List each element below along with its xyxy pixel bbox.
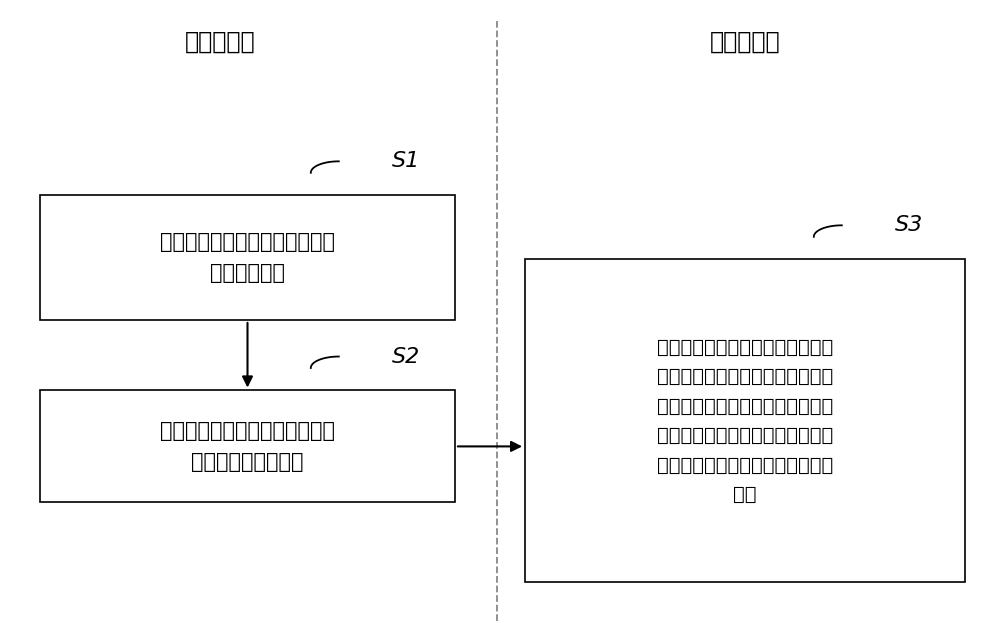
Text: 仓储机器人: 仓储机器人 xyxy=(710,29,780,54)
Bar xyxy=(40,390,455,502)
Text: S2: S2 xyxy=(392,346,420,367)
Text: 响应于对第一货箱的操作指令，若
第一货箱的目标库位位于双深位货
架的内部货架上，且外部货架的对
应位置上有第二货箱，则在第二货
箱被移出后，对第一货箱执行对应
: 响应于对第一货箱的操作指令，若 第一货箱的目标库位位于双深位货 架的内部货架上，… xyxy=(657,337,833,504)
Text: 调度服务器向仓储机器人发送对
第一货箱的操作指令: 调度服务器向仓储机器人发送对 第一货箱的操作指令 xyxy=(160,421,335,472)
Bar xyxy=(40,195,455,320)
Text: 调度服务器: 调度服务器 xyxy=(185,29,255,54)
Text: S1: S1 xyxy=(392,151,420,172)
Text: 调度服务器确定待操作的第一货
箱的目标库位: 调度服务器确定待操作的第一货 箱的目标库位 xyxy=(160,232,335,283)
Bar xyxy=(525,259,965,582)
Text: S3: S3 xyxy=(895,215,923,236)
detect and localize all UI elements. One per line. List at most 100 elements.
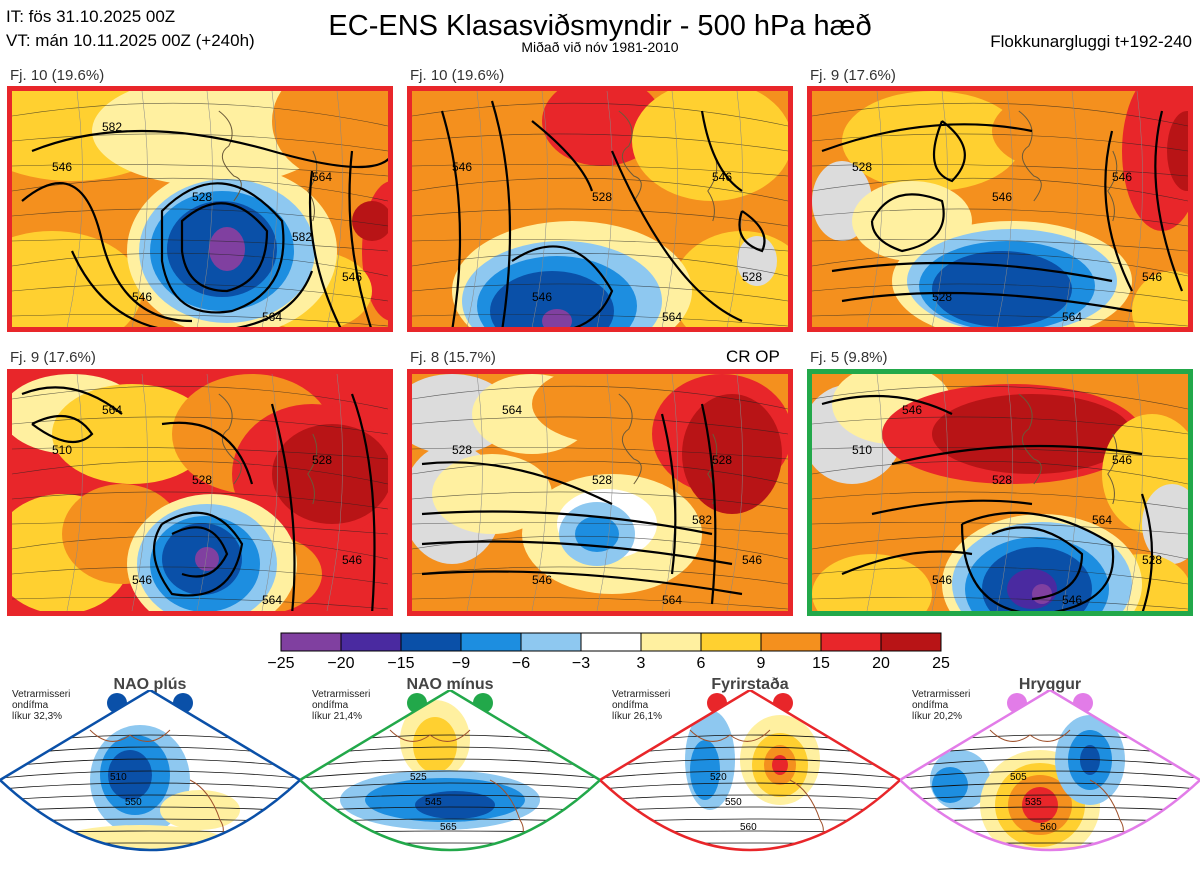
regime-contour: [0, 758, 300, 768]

Written problem: Set down every line of the listing above verbatim, from start to finish, leaving out the pictures.

Worked answer:
List each element below along with its xyxy pixel bbox.
Text: 仓储机器人: 仓储机器人 xyxy=(710,29,780,54)
Bar xyxy=(40,390,455,502)
Text: S2: S2 xyxy=(392,346,420,367)
Text: 响应于对第一货箱的操作指令，若
第一货箱的目标库位位于双深位货
架的内部货架上，且外部货架的对
应位置上有第二货箱，则在第二货
箱被移出后，对第一货箱执行对应
: 响应于对第一货箱的操作指令，若 第一货箱的目标库位位于双深位货 架的内部货架上，… xyxy=(657,337,833,504)
Text: 调度服务器向仓储机器人发送对
第一货箱的操作指令: 调度服务器向仓储机器人发送对 第一货箱的操作指令 xyxy=(160,421,335,472)
Bar xyxy=(40,195,455,320)
Text: 调度服务器: 调度服务器 xyxy=(185,29,255,54)
Text: S1: S1 xyxy=(392,151,420,172)
Text: 调度服务器确定待操作的第一货
箱的目标库位: 调度服务器确定待操作的第一货 箱的目标库位 xyxy=(160,232,335,283)
Bar xyxy=(525,259,965,582)
Text: S3: S3 xyxy=(895,215,923,236)
detect and localize all UI elements. One per line. List at most 100 elements.
regime-contour: [0, 758, 300, 768]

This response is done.